◆ Aim of the task ◆
Track down each line that has the word "comfortable" and copy it.

◆ Extracted data ◆

[Start]

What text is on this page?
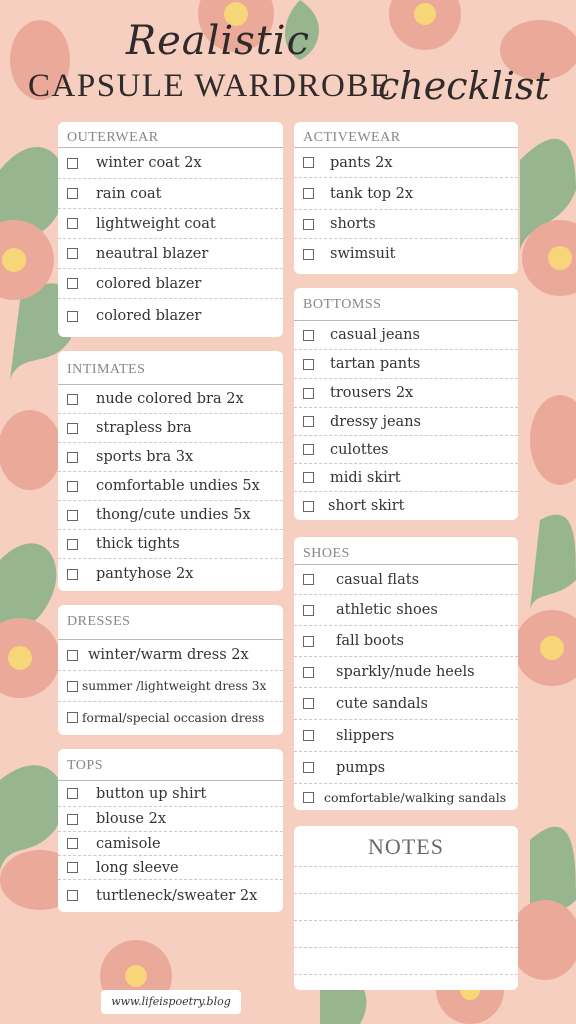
Realistic
CAPSULE WARDROBE
checklist
OUTERWEAR
winter coat 2x
rain coat
lightweight coat
neautral blazer
colored blazer
colored blazer
INTIMATES
nude colored bra 2x
strapless bra
sports bra 3x
comfortable undies 5x
thong/cute undies 5x
thick tights
pantyhose 2x
DRESSES
winter/warm dress 2x
summer /lightweight dress 3x
formal/special occasion dress
TOPS
button up shirt
blouse 2x
camisole
long sleeve
turtleneck/sweater 2x
ACTIVEWEAR
pants 2x
tank top 2x
shorts
swimsuit
BOTTOMSS
casual jeans
tartan pants
trousers 2x
dressy jeans
culottes
midi skirt
short skirt
SHOES
casual flats
athletic shoes
fall boots
sparkly/nude heels
cute sandals
slippers
pumps
comfortable/walking sandals
NOTES
www.lifeispoetry.blog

[End]

◆ Answer for this exercise ◆
comfortable undies 5x
comfortable/walking sandals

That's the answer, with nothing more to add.